TASK PROMPT: Pull out every line of the material below word for word, leaving out the picture.

INPUT MATERIAL:

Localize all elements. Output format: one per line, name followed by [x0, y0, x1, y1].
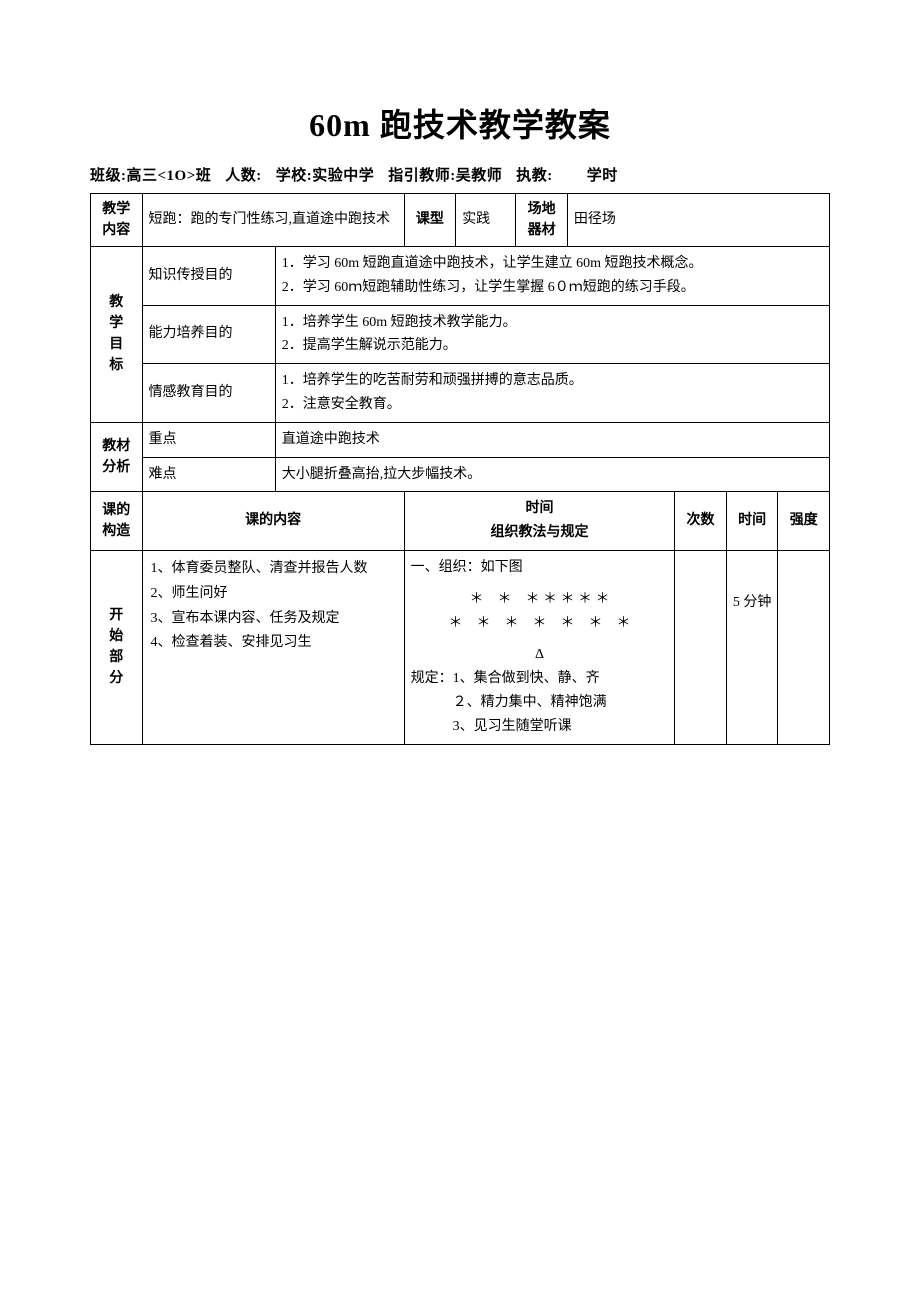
count-field: 人数: [225, 164, 262, 185]
lesson-type-header: 课型 [404, 194, 456, 247]
goals-ability-line2: 2．提高学生解说示范能力。 [282, 334, 823, 358]
material-difficulty-value: 大小腿折叠高抬,拉大步幅技术。 [275, 457, 829, 492]
guide-value: 吴教师 [456, 168, 503, 184]
start-content-line2: 2、师生问好 [151, 582, 398, 606]
table-row: 开始部分 1、体育委员整队、清查并报告人数 2、师生问好 3、宣布本课内容、任务… [91, 550, 830, 744]
class-label: 班级: [90, 168, 127, 184]
teaching-content-header: 教学内容 [91, 194, 143, 247]
material-focus-label: 重点 [142, 422, 275, 457]
goals-emotion-label: 情感教育目的 [142, 364, 275, 423]
start-rule-line1: 规定：1、集合做到快、静、齐 [411, 667, 669, 691]
content-col-header: 课的内容 [142, 492, 404, 551]
formation-row1: ＊ ＊ ＊ ＊ ＊ ＊ ＊ [411, 588, 669, 612]
start-count-cell [675, 550, 727, 744]
start-org-cell: 一、组织：如下图 ＊ ＊ ＊ ＊ ＊ ＊ ＊ ＊ ＊ ＊ ＊ ＊ ＊ ＊ Δ 规… [404, 550, 675, 744]
start-rule-line2: ２、精力集中、精神饱满 [411, 691, 669, 715]
time-col-header: 时间 [726, 492, 778, 551]
start-intensity-cell [778, 550, 830, 744]
org-col-header-line2: 组织教法与规定 [411, 521, 669, 545]
count-col-header: 次数 [675, 492, 727, 551]
table-row: 能力培养目的 1．培养学生 60m 短跑技术教学能力。 2．提高学生解说示范能力… [91, 305, 830, 364]
goals-ability-value: 1．培养学生 60m 短跑技术教学能力。 2．提高学生解说示范能力。 [275, 305, 829, 364]
goals-header: 教学目标 [91, 247, 143, 423]
guide-label: 指引教师: [388, 168, 456, 184]
guide-field: 指引教师:吴教师 [388, 164, 502, 185]
start-content-line3: 3、宣布本课内容、任务及规定 [151, 607, 398, 631]
table-row: 情感教育目的 1．培养学生的吃苦耐劳和顽强拼搏的意志品质。 2．注意安全教育。 [91, 364, 830, 423]
table-row: 教学目标 知识传授目的 1．学习 60m 短跑直道途中跑技术，让学生建立 60m… [91, 247, 830, 306]
school-value: 实验中学 [312, 168, 374, 184]
goals-knowledge-line1: 1．学习 60m 短跑直道途中跑技术，让学生建立 60m 短跑技术概念。 [282, 252, 823, 276]
start-section-label: 开始部分 [91, 550, 143, 744]
goals-knowledge-label: 知识传授目的 [142, 247, 275, 306]
intensity-col-header: 强度 [778, 492, 830, 551]
table-row: 教材分析 重点 直道途中跑技术 [91, 422, 830, 457]
venue-value: 田径场 [567, 194, 829, 247]
goals-ability-line1: 1．培养学生 60m 短跑技术教学能力。 [282, 311, 823, 335]
goals-emotion-line2: 2．注意安全教育。 [282, 393, 823, 417]
material-difficulty-label: 难点 [142, 457, 275, 492]
class-field: 班级:高三<1O>班 [90, 164, 211, 185]
goals-ability-label: 能力培养目的 [142, 305, 275, 364]
org-col-header-line1: 时间 [411, 497, 669, 521]
start-content-line4: 4、检查着装、安排见习生 [151, 631, 398, 655]
start-content-line1: 1、体育委员整队、清查并报告人数 [151, 557, 398, 581]
formation-row2: ＊ ＊ ＊ ＊ ＊ ＊ ＊ [411, 612, 669, 636]
material-focus-value: 直道途中跑技术 [275, 422, 829, 457]
document-title: 60m 跑技术教学教案 [90, 100, 830, 146]
table-row: 难点 大小腿折叠高抬,拉大步幅技术。 [91, 457, 830, 492]
formation-teacher: Δ [411, 643, 669, 667]
meta-row: 班级:高三<1O>班 人数: 学校:实验中学 指引教师:吴教师 执教: 学时 [90, 164, 830, 185]
goals-emotion-line1: 1．培养学生的吃苦耐劳和顽强拼搏的意志品质。 [282, 369, 823, 393]
class-value: 高三<1O>班 [127, 168, 212, 184]
venue-header: 场地器材 [516, 194, 568, 247]
teaching-content-value: 短跑：跑的专门性练习,直道途中跑技术 [142, 194, 404, 247]
table-row: 教学内容 短跑：跑的专门性练习,直道途中跑技术 课型 实践 场地器材 田径场 [91, 194, 830, 247]
instructor-label: 执教: [516, 168, 553, 184]
structure-col-header: 课的构造 [91, 492, 143, 551]
start-content-cell: 1、体育委员整队、清查并报告人数 2、师生问好 3、宣布本课内容、任务及规定 4… [142, 550, 404, 744]
org-col-header: 时间 组织教法与规定 [404, 492, 675, 551]
school-field: 学校:实验中学 [276, 164, 375, 185]
start-rule-line3: 3、见习生随堂听课 [411, 715, 669, 739]
material-header: 教材分析 [91, 422, 143, 492]
lesson-type-value: 实践 [456, 194, 516, 247]
instructor-field: 执教: [516, 164, 553, 185]
count-label: 人数: [225, 168, 262, 184]
goals-knowledge-value: 1．学习 60m 短跑直道途中跑技术，让学生建立 60m 短跑技术概念。 2．学… [275, 247, 829, 306]
start-org-line1: 一、组织：如下图 [411, 556, 669, 580]
goals-knowledge-line2: 2．学习 60ｍ短跑辅助性练习，让学生掌握 6０ｍ短跑的练习手段。 [282, 276, 823, 300]
hours-field: 学时 [587, 164, 618, 185]
goals-emotion-value: 1．培养学生的吃苦耐劳和顽强拼搏的意志品质。 2．注意安全教育。 [275, 364, 829, 423]
start-time-cell: 5 分钟 [726, 550, 778, 744]
school-label: 学校: [276, 168, 313, 184]
table-row: 课的构造 课的内容 时间 组织教法与规定 次数 时间 强度 [91, 492, 830, 551]
lesson-plan-table: 教学内容 短跑：跑的专门性练习,直道途中跑技术 课型 实践 场地器材 田径场 教… [90, 193, 830, 745]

EXERCISE RESPONSE:
Localize all elements. Output format: one per line, name followed by [x0, y0, x1, y1].
count-field: 人数: [225, 164, 262, 185]
lesson-type-header: 课型 [404, 194, 456, 247]
goals-ability-line2: 2．提高学生解说示范能力。 [282, 334, 823, 358]
material-difficulty-value: 大小腿折叠高抬,拉大步幅技术。 [275, 457, 829, 492]
guide-value: 吴教师 [456, 168, 503, 184]
start-content-line2: 2、师生问好 [151, 582, 398, 606]
table-row: 开始部分 1、体育委员整队、清查并报告人数 2、师生问好 3、宣布本课内容、任务… [91, 550, 830, 744]
class-label: 班级: [90, 168, 127, 184]
teaching-content-header: 教学内容 [91, 194, 143, 247]
material-focus-label: 重点 [142, 422, 275, 457]
goals-emotion-label: 情感教育目的 [142, 364, 275, 423]
start-rule-line1: 规定：1、集合做到快、静、齐 [411, 667, 669, 691]
content-col-header: 课的内容 [142, 492, 404, 551]
formation-row1: ＊ ＊ ＊ ＊ ＊ ＊ ＊ [411, 588, 669, 612]
start-count-cell [675, 550, 727, 744]
start-org-cell: 一、组织：如下图 ＊ ＊ ＊ ＊ ＊ ＊ ＊ ＊ ＊ ＊ ＊ ＊ ＊ ＊ Δ 规… [404, 550, 675, 744]
start-rule-line2: ２、精力集中、精神饱满 [411, 691, 669, 715]
time-col-header: 时间 [726, 492, 778, 551]
start-intensity-cell [778, 550, 830, 744]
org-col-header-line2: 组织教法与规定 [411, 521, 669, 545]
count-col-header: 次数 [675, 492, 727, 551]
table-row: 能力培养目的 1．培养学生 60m 短跑技术教学能力。 2．提高学生解说示范能力… [91, 305, 830, 364]
goals-ability-value: 1．培养学生 60m 短跑技术教学能力。 2．提高学生解说示范能力。 [275, 305, 829, 364]
goals-header: 教学目标 [91, 247, 143, 423]
guide-label: 指引教师: [388, 168, 456, 184]
guide-field: 指引教师:吴教师 [388, 164, 502, 185]
start-content-line3: 3、宣布本课内容、任务及规定 [151, 607, 398, 631]
table-row: 情感教育目的 1．培养学生的吃苦耐劳和顽强拼搏的意志品质。 2．注意安全教育。 [91, 364, 830, 423]
table-row: 教学目标 知识传授目的 1．学习 60m 短跑直道途中跑技术，让学生建立 60m… [91, 247, 830, 306]
school-value: 实验中学 [312, 168, 374, 184]
goals-knowledge-line1: 1．学习 60m 短跑直道途中跑技术，让学生建立 60m 短跑技术概念。 [282, 252, 823, 276]
start-section-label: 开始部分 [91, 550, 143, 744]
goals-knowledge-label: 知识传授目的 [142, 247, 275, 306]
intensity-col-header: 强度 [778, 492, 830, 551]
table-row: 教材分析 重点 直道途中跑技术 [91, 422, 830, 457]
venue-value: 田径场 [567, 194, 829, 247]
goals-ability-line1: 1．培养学生 60m 短跑技术教学能力。 [282, 311, 823, 335]
goals-emotion-line2: 2．注意安全教育。 [282, 393, 823, 417]
material-difficulty-label: 难点 [142, 457, 275, 492]
class-field: 班级:高三<1O>班 [90, 164, 211, 185]
goals-ability-label: 能力培养目的 [142, 305, 275, 364]
org-col-header-line1: 时间 [411, 497, 669, 521]
start-content-line4: 4、检查着装、安排见习生 [151, 631, 398, 655]
start-content-line1: 1、体育委员整队、清查并报告人数 [151, 557, 398, 581]
formation-row2: ＊ ＊ ＊ ＊ ＊ ＊ ＊ [411, 612, 669, 636]
material-focus-value: 直道途中跑技术 [275, 422, 829, 457]
document-title: 60m 跑技术教学教案 [90, 100, 830, 146]
table-row: 难点 大小腿折叠高抬,拉大步幅技术。 [91, 457, 830, 492]
formation-teacher: Δ [411, 643, 669, 667]
meta-row: 班级:高三<1O>班 人数: 学校:实验中学 指引教师:吴教师 执教: 学时 [90, 164, 830, 185]
goals-emotion-line1: 1．培养学生的吃苦耐劳和顽强拼搏的意志品质。 [282, 369, 823, 393]
class-value: 高三<1O>班 [127, 168, 212, 184]
venue-header: 场地器材 [516, 194, 568, 247]
teaching-content-value: 短跑：跑的专门性练习,直道途中跑技术 [142, 194, 404, 247]
table-row: 教学内容 短跑：跑的专门性练习,直道途中跑技术 课型 实践 场地器材 田径场 [91, 194, 830, 247]
instructor-label: 执教: [516, 168, 553, 184]
structure-col-header: 课的构造 [91, 492, 143, 551]
start-content-cell: 1、体育委员整队、清查并报告人数 2、师生问好 3、宣布本课内容、任务及规定 4… [142, 550, 404, 744]
org-col-header: 时间 组织教法与规定 [404, 492, 675, 551]
school-field: 学校:实验中学 [276, 164, 375, 185]
start-rule-line3: 3、见习生随堂听课 [411, 715, 669, 739]
material-header: 教材分析 [91, 422, 143, 492]
lesson-type-value: 实践 [456, 194, 516, 247]
instructor-field: 执教: [516, 164, 553, 185]
count-label: 人数: [225, 168, 262, 184]
goals-knowledge-value: 1．学习 60m 短跑直道途中跑技术，让学生建立 60m 短跑技术概念。 2．学… [275, 247, 829, 306]
start-org-line1: 一、组织：如下图 [411, 556, 669, 580]
goals-knowledge-line2: 2．学习 60ｍ短跑辅助性练习，让学生掌握 6０ｍ短跑的练习手段。 [282, 276, 823, 300]
hours-field: 学时 [587, 164, 618, 185]
goals-emotion-value: 1．培养学生的吃苦耐劳和顽强拼搏的意志品质。 2．注意安全教育。 [275, 364, 829, 423]
start-time-cell: 5 分钟 [726, 550, 778, 744]
school-label: 学校: [276, 168, 313, 184]
table-row: 课的构造 课的内容 时间 组织教法与规定 次数 时间 强度 [91, 492, 830, 551]
lesson-plan-table: 教学内容 短跑：跑的专门性练习,直道途中跑技术 课型 实践 场地器材 田径场 教… [90, 193, 830, 745]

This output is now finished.